WHAT TO DO
From the line that has "Give me the" down to the final line of the listing below, transcribe every line exactly, and only those.

DATASET EXCERPTS
::::

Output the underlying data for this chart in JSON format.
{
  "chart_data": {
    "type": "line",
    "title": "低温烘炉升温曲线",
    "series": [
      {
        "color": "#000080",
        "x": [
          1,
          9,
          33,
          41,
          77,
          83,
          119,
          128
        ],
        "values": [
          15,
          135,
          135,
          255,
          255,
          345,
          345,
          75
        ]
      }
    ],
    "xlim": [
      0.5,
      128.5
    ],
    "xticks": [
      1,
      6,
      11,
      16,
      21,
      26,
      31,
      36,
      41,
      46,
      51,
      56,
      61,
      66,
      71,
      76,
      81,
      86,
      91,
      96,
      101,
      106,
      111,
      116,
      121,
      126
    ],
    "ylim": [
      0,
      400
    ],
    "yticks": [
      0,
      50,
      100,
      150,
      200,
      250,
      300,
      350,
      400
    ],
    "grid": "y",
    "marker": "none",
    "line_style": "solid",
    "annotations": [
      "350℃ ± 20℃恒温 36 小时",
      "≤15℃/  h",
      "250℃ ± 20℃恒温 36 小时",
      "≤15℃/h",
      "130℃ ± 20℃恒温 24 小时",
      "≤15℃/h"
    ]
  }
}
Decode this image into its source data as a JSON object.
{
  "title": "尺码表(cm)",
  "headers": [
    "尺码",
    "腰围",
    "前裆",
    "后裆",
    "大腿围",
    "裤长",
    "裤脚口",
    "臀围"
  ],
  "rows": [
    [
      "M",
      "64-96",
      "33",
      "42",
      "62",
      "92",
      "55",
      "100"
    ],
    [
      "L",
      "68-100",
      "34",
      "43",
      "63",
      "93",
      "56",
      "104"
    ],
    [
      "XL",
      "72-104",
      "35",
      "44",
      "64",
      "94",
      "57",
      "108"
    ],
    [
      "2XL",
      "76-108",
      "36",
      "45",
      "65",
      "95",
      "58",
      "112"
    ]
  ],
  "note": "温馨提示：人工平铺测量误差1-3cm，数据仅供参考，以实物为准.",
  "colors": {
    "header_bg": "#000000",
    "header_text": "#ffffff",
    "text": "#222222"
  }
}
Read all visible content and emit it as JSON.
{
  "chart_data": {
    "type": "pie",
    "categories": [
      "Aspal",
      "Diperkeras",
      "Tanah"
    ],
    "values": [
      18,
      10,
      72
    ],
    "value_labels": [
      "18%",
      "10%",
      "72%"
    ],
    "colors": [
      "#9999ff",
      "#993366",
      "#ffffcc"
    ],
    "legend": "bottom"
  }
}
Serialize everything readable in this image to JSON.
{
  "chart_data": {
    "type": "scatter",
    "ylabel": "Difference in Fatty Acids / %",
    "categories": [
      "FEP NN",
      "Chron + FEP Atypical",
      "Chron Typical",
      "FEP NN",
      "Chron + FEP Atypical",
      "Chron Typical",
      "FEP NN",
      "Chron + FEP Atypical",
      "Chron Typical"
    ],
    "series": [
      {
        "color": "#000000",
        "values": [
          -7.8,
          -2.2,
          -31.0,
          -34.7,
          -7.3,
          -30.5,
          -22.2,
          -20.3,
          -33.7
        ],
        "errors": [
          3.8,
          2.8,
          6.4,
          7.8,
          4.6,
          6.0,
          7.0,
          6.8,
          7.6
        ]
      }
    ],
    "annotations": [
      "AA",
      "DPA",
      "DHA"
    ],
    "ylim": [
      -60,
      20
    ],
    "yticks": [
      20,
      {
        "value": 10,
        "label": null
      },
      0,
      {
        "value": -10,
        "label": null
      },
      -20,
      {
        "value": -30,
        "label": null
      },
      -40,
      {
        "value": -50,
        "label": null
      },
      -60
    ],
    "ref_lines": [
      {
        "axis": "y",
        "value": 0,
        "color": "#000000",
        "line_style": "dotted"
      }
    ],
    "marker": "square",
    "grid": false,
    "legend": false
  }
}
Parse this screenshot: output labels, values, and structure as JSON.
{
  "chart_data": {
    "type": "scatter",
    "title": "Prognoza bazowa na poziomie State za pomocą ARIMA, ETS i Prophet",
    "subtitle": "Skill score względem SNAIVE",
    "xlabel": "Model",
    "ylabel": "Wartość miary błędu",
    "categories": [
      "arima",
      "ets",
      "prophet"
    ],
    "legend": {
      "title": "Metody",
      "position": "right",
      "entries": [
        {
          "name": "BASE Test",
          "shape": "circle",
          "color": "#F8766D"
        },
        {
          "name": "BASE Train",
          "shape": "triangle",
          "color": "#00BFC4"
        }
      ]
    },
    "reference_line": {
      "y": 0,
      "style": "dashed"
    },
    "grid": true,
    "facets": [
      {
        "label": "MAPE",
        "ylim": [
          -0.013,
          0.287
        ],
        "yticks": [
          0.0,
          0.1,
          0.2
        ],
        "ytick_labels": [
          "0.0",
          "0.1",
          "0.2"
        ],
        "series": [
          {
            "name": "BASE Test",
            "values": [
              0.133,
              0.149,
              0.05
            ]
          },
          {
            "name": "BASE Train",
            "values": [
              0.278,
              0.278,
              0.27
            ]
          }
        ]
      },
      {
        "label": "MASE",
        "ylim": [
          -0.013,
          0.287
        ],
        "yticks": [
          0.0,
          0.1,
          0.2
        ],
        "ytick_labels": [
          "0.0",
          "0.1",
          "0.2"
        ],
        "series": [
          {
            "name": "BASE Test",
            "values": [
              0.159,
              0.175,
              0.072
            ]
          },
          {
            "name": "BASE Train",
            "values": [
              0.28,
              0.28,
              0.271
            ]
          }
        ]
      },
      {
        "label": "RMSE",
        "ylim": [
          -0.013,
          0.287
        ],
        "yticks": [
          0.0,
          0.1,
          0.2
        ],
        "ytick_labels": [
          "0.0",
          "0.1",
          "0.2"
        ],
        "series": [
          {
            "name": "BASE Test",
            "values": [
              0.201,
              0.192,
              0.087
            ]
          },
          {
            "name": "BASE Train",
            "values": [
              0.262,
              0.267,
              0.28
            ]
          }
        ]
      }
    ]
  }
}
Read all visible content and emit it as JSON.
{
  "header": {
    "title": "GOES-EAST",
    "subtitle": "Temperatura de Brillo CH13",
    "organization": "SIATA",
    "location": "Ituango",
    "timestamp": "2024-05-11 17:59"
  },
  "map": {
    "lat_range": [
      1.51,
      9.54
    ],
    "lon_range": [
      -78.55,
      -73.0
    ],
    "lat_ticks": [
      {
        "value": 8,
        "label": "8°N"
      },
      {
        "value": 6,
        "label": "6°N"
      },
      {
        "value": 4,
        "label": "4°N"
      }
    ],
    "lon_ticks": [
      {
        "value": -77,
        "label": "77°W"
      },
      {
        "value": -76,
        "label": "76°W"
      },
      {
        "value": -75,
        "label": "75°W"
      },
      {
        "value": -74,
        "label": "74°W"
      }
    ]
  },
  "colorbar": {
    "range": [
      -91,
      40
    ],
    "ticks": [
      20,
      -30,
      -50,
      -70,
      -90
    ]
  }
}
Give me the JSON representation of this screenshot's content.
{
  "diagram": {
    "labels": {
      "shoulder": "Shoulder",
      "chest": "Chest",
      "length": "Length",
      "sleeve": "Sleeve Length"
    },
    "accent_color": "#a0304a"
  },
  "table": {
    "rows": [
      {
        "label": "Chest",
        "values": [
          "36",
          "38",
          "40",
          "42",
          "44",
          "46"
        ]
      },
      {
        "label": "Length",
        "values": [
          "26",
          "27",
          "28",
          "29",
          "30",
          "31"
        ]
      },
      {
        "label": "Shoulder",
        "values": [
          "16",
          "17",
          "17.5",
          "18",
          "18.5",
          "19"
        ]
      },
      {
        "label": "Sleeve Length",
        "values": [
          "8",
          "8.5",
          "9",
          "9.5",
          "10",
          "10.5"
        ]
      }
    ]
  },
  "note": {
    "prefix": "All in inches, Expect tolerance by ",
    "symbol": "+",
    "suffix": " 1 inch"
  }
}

::::

RIGHT ANSWER
Give me the JSON representation of this screenshot's content.
{
  "diagram": {
    "labels": {
      "shoulder": "Shoulder",
      "chest": "Chest",
      "length": "Length",
      "sleeve": "Sleeve Length"
    },
    "accent_color": "#a0304a"
  },
  "table": {
    "rows": [
      {
        "label": "Chest",
        "values": [
          "36",
          "38",
          "40",
          "42",
          "44",
          "46"
        ]
      },
      {
        "label": "Length",
        "values": [
          "26",
          "27",
          "28",
          "29",
          "30",
          "31"
        ]
      },
      {
        "label": "Shoulder",
        "values": [
          "16",
          "17",
          "17.5",
          "18",
          "18.5",
          "19"
        ]
      },
      {
        "label": "Sleeve Length",
        "values": [
          "8",
          "8.5",
          "9",
          "9.5",
          "10",
          "10.5"
        ]
      }
    ]
  },
  "note": {
    "prefix": "All in inches, Expect tolerance by ",
    "symbol": "+",
    "suffix": " 1 inch"
  }
}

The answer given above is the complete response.